Arbeitsanweisung: Schreibe den Abschnitt vom Anfang der Einträge bis einschließlich der Zeile mit „- check-icon: [53, 342, 67, 356]“ neu und setze dabei „mandatory-marker“ anstelle von „required-indicator“. Alles andere bleibt unverändert.

Bereitgestelltes Material:
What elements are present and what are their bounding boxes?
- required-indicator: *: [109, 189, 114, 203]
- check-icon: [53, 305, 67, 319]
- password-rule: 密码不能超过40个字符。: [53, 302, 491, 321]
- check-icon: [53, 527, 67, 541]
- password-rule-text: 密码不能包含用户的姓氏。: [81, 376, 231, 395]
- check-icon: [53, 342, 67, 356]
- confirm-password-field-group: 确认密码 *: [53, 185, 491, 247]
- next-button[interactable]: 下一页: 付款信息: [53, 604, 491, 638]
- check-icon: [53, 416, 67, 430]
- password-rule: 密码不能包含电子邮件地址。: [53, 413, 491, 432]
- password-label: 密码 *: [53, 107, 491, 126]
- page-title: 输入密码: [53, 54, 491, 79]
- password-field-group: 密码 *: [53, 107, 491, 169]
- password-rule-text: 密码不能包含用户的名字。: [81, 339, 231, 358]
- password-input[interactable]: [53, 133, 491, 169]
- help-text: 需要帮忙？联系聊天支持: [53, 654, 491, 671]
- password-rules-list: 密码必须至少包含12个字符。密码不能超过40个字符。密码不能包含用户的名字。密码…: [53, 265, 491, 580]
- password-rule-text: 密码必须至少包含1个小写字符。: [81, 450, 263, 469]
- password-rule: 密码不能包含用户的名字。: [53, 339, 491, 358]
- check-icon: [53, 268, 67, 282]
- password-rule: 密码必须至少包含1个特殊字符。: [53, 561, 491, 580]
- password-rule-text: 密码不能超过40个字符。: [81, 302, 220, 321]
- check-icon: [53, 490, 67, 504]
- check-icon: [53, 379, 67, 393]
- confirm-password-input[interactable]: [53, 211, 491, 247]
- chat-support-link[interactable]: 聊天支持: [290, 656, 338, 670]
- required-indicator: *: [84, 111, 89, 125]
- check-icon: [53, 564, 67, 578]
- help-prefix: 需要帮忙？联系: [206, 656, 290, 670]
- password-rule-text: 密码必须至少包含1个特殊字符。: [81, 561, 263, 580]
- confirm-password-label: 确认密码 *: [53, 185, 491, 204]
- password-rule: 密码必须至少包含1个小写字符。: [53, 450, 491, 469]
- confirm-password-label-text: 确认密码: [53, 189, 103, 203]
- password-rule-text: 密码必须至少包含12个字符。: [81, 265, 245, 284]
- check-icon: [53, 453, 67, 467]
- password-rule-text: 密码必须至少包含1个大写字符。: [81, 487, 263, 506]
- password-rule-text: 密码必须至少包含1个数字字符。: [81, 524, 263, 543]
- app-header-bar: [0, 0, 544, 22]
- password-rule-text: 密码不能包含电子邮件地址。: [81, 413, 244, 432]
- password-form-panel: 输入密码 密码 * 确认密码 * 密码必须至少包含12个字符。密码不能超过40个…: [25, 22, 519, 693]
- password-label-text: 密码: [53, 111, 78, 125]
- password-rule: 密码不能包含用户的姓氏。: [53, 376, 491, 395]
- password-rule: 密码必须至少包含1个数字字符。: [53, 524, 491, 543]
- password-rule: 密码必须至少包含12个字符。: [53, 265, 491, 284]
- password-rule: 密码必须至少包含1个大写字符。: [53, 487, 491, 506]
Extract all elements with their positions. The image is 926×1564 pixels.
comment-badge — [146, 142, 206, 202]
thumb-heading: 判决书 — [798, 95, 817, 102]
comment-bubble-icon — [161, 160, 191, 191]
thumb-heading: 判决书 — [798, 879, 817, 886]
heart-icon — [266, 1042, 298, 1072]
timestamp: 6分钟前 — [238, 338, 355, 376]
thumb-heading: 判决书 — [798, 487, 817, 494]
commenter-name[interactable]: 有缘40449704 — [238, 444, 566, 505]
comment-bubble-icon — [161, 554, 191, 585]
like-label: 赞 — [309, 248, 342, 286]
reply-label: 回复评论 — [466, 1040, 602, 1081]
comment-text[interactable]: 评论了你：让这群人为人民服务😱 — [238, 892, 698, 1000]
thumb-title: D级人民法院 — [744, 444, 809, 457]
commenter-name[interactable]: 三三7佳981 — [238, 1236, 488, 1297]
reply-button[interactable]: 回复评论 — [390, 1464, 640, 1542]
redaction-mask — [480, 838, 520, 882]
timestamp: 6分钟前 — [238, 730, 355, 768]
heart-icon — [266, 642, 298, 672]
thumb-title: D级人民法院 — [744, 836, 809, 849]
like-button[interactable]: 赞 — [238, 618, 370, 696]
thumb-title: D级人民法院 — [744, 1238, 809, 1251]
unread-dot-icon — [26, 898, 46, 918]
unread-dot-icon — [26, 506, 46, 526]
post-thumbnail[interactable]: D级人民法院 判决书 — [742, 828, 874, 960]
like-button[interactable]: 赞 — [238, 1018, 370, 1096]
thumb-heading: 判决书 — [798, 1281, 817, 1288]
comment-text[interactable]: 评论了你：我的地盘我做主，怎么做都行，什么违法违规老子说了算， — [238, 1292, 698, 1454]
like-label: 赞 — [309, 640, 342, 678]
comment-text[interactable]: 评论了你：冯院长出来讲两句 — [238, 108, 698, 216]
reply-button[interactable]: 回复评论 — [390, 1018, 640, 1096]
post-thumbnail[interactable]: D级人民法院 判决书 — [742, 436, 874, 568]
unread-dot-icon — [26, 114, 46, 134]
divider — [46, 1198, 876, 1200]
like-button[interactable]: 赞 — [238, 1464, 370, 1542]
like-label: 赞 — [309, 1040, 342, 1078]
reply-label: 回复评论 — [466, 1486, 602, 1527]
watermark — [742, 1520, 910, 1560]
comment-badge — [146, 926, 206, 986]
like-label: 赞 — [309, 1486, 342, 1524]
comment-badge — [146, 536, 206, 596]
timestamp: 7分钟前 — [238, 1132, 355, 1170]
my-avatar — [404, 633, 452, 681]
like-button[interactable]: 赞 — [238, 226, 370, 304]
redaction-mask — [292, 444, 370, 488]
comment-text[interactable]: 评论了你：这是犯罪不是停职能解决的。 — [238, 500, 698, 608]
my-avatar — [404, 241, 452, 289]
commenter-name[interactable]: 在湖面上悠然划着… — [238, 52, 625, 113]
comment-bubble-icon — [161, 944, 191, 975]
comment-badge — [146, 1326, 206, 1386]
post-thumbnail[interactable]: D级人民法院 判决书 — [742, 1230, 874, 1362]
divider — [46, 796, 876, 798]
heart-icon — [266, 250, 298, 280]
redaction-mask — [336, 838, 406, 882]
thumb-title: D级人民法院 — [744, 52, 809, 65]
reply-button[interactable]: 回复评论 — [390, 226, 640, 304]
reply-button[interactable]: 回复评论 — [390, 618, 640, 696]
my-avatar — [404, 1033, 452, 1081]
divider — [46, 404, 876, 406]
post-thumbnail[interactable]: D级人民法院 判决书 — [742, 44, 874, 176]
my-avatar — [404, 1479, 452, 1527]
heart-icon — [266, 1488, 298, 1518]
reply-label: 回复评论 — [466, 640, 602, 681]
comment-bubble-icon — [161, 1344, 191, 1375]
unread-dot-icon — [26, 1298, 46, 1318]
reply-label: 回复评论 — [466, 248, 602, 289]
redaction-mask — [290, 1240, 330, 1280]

Antwort:
What elements are present and what are their bounding boxes?
- mandatory-marker: *: [109, 189, 114, 203]
- check-icon: [53, 305, 67, 319]
- password-rule: 密码不能超过40个字符。: [53, 302, 491, 321]
- check-icon: [53, 527, 67, 541]
- password-rule-text: 密码不能包含用户的姓氏。: [81, 376, 231, 395]
- check-icon: [53, 342, 67, 356]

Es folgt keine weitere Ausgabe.